▶ [Given exercise]: Below are some records. Count the lines with "明显高于to" in them and give nothing but the total.

▶ [Rows from a dataset]:

_____

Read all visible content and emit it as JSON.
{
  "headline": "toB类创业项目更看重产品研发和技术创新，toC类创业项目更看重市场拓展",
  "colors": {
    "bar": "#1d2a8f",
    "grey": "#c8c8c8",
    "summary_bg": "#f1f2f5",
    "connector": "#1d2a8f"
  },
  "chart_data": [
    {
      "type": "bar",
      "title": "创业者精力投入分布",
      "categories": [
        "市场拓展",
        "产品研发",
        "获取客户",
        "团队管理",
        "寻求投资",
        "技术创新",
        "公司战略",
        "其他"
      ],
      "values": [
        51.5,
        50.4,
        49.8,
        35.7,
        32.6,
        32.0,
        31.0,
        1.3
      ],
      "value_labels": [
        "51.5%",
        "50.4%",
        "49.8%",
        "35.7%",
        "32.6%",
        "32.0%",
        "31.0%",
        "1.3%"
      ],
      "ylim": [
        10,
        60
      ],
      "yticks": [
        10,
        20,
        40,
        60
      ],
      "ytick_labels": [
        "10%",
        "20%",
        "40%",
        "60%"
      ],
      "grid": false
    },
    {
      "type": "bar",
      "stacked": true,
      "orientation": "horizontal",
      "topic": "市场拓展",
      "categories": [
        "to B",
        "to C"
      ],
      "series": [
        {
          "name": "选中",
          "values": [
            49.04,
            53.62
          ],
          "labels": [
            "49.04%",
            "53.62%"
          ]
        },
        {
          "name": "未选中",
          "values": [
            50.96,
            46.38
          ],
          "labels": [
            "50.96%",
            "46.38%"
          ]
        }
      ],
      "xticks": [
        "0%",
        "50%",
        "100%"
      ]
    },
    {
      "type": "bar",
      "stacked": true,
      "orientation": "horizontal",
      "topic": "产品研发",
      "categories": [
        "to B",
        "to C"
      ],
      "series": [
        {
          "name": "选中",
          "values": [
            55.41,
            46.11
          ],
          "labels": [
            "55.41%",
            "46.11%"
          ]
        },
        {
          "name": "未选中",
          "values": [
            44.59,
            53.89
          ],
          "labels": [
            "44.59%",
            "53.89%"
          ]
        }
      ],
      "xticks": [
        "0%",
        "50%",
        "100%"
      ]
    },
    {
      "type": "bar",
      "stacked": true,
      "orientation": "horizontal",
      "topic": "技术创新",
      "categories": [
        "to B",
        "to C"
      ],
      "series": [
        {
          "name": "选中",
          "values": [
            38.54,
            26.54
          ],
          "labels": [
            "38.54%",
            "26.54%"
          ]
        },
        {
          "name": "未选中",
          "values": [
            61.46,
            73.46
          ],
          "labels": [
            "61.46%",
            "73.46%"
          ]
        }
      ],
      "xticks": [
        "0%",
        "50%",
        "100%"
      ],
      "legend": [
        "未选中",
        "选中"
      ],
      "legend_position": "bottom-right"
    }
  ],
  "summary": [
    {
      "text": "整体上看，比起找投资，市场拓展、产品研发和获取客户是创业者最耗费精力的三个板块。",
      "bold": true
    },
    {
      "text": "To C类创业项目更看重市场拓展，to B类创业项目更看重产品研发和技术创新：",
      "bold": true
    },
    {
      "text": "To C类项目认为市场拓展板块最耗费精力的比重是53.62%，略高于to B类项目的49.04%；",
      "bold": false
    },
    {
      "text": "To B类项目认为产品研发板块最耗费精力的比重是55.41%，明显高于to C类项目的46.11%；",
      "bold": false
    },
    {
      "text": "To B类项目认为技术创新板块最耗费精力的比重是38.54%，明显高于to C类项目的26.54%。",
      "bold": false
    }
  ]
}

_____

▶ [Answer to the problem]: 2